━━━ DATASET ENTRIES ━━━
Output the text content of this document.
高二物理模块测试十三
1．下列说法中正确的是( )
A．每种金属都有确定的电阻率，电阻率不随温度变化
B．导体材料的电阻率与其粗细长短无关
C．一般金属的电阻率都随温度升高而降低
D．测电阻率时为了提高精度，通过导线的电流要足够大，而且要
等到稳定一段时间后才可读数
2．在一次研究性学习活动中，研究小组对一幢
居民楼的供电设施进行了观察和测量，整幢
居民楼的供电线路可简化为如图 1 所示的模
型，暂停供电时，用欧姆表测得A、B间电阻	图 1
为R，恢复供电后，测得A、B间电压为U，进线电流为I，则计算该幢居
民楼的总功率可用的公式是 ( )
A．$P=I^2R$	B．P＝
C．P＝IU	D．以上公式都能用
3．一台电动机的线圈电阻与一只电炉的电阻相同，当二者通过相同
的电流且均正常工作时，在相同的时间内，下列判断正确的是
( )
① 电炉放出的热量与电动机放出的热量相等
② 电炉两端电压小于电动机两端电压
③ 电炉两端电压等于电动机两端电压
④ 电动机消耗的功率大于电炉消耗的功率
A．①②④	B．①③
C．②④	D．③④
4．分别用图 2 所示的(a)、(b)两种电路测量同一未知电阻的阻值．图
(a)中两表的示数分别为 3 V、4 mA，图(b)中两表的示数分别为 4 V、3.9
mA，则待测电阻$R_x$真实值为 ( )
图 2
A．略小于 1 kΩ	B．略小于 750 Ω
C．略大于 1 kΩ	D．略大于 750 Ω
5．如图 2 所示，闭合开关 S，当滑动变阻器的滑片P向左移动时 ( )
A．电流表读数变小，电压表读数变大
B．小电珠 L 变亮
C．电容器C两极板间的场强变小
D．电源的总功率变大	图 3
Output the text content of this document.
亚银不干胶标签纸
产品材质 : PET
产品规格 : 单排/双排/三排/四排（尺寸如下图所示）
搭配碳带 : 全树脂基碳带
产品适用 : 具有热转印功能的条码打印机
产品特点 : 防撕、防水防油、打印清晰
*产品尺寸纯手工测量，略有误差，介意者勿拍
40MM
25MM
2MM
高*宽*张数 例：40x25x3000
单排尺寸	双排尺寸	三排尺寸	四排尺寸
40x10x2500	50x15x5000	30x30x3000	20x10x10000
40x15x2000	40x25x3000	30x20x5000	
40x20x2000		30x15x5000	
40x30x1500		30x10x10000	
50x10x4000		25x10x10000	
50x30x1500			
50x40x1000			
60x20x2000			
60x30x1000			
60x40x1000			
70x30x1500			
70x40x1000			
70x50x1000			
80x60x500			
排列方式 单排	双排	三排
━━━
* SHORT PROBLEM *
Without leaving anything out, quote all the data.

* WRITTEN RESPONSE *
Output the text content of this document.
高二物理模块测试十三
1．下列说法中正确的是( )
A．每种金属都有确定的电阻率，电阻率不随温度变化
B．导体材料的电阻率与其粗细长短无关
C．一般金属的电阻率都随温度升高而降低
D．测电阻率时为了提高精度，通过导线的电流要足够大，而且要
等到稳定一段时间后才可读数
2．在一次研究性学习活动中，研究小组对一幢
居民楼的供电设施进行了观察和测量，整幢
居民楼的供电线路可简化为如图 1 所示的模
型，暂停供电时，用欧姆表测得A、B间电阻	图 1
为R，恢复供电后，测得A、B间电压为U，进线电流为I，则计算该幢居
民楼的总功率可用的公式是 ( )
A．$P=I^2R$	B．P＝
C．P＝IU	D．以上公式都能用
3．一台电动机的线圈电阻与一只电炉的电阻相同，当二者通过相同
的电流且均正常工作时，在相同的时间内，下列判断正确的是
( )
① 电炉放出的热量与电动机放出的热量相等
② 电炉两端电压小于电动机两端电压
③ 电炉两端电压等于电动机两端电压
④ 电动机消耗的功率大于电炉消耗的功率
A．①②④	B．①③
C．②④	D．③④
4．分别用图 2 所示的(a)、(b)两种电路测量同一未知电阻的阻值．图
(a)中两表的示数分别为 3 V、4 mA，图(b)中两表的示数分别为 4 V、3.9
mA，则待测电阻$R_x$真实值为 ( )
图 2
A．略小于 1 kΩ	B．略小于 750 Ω
C．略大于 1 kΩ	D．略大于 750 Ω
5．如图 2 所示，闭合开关 S，当滑动变阻器的滑片P向左移动时 ( )
A．电流表读数变小，电压表读数变大
B．小电珠 L 变亮
C．电容器C两极板间的场强变小
D．电源的总功率变大	图 3
Output the text content of this document.
亚银不干胶标签纸
产品材质 : PET
产品规格 : 单排/双排/三排/四排（尺寸如下图所示）
搭配碳带 : 全树脂基碳带
产品适用 : 具有热转印功能的条码打印机
产品特点 : 防撕、防水防油、打印清晰
*产品尺寸纯手工测量，略有误差，介意者勿拍
40MM
25MM
2MM
高*宽*张数 例：40x25x3000
单排尺寸	双排尺寸	三排尺寸	四排尺寸
40x10x2500	50x15x5000	30x30x3000	20x10x10000
40x15x2000	40x25x3000	30x20x5000	
40x20x2000		30x15x5000	
40x30x1500		30x10x10000	
50x10x4000		25x10x10000	
50x30x1500			
50x40x1000			
60x20x2000			
60x30x1000			
60x40x1000			
70x30x1500			
70x40x1000			
70x50x1000			
80x60x500			
排列方式 单排	双排	三排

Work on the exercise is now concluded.